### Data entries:
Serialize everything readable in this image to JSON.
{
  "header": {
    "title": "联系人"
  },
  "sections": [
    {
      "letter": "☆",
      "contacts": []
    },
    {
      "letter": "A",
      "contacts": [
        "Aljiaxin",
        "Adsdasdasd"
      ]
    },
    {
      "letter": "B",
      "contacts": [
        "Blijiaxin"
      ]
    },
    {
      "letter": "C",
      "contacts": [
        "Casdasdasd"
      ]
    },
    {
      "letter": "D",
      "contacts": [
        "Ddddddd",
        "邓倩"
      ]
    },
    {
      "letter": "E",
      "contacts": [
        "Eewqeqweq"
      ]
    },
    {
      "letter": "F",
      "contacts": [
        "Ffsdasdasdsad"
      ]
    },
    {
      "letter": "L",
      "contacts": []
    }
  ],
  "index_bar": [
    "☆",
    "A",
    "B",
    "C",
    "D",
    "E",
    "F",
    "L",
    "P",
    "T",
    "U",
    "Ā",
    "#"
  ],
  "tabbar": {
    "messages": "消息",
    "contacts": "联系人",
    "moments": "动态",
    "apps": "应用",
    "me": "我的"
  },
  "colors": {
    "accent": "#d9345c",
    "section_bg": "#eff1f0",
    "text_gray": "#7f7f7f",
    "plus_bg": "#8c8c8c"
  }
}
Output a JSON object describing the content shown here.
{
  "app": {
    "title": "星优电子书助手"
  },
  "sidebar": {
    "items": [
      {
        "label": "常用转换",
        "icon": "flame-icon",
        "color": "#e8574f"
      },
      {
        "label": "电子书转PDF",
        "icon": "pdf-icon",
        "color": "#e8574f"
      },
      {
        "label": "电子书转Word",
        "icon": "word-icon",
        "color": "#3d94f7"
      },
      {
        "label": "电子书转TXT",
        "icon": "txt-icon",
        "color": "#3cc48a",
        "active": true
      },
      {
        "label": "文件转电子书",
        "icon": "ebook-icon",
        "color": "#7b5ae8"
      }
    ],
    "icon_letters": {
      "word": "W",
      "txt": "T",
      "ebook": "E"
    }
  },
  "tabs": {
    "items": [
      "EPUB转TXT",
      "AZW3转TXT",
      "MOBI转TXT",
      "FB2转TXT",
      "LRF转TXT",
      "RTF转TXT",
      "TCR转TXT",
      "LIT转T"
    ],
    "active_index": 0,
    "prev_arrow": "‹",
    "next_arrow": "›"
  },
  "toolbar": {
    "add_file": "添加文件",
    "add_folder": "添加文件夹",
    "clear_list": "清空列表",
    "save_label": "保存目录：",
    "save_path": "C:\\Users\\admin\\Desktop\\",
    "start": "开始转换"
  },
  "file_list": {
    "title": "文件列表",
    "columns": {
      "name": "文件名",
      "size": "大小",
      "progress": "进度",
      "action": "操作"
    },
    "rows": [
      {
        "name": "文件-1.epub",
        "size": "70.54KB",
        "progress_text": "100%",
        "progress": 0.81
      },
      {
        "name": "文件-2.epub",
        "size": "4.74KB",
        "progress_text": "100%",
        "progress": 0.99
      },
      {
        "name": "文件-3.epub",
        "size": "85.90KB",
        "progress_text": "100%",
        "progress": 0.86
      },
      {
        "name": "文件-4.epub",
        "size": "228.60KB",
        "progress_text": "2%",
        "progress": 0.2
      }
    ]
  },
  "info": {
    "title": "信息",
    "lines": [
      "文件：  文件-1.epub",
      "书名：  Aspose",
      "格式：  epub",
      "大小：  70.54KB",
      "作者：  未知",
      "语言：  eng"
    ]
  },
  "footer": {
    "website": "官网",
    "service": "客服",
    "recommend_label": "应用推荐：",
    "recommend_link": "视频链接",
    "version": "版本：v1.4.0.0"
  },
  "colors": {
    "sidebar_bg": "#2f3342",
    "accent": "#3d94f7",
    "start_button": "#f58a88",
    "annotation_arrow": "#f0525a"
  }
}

### Exercise objective:
State the number of lines above that hold the string "size", with nothing added.

### Solution for this task:
5